Start of MATERIAL TO PROCESS
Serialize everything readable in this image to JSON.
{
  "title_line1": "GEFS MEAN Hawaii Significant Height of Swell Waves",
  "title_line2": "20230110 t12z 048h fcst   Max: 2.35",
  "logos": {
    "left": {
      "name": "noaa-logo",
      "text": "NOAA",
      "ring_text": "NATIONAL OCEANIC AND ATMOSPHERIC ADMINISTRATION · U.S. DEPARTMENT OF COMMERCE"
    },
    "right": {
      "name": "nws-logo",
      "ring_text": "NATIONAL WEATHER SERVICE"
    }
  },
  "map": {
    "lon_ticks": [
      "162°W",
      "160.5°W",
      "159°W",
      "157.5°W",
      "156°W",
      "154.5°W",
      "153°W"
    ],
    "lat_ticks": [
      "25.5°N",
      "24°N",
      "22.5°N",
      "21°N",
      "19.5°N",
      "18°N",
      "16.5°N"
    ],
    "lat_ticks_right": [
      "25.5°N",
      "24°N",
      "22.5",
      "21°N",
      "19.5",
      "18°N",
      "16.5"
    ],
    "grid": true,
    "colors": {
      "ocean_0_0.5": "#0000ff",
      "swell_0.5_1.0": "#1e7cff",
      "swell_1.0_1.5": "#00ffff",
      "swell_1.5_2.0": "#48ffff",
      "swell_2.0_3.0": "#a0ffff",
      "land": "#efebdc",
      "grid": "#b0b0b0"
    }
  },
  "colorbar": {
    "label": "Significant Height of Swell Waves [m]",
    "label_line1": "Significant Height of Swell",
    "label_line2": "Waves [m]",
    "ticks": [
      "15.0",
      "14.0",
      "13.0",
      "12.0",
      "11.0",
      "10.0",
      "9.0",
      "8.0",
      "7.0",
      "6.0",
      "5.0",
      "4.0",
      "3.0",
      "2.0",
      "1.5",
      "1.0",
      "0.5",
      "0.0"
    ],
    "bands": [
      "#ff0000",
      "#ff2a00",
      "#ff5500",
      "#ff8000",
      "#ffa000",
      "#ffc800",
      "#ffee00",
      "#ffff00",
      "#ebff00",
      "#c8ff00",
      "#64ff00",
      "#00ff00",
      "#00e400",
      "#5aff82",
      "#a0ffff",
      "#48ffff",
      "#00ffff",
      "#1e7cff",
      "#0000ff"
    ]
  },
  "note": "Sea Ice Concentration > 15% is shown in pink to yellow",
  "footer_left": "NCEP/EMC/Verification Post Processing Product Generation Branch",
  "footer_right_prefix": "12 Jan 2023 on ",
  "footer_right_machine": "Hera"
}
End of MATERIAL TO PROCESS
## [EXERCISE GOAL]
Wherever "NATIONAL" shows up in a line, copy that line.

## [TASK RESPONSE]
      "ring_text": "NATIONAL OCEANIC AND ATMOSPHERIC ADMINISTRATION · U.S. DEPARTMENT OF COMMERCE"
      "ring_text": "NATIONAL WEATHER SERVICE"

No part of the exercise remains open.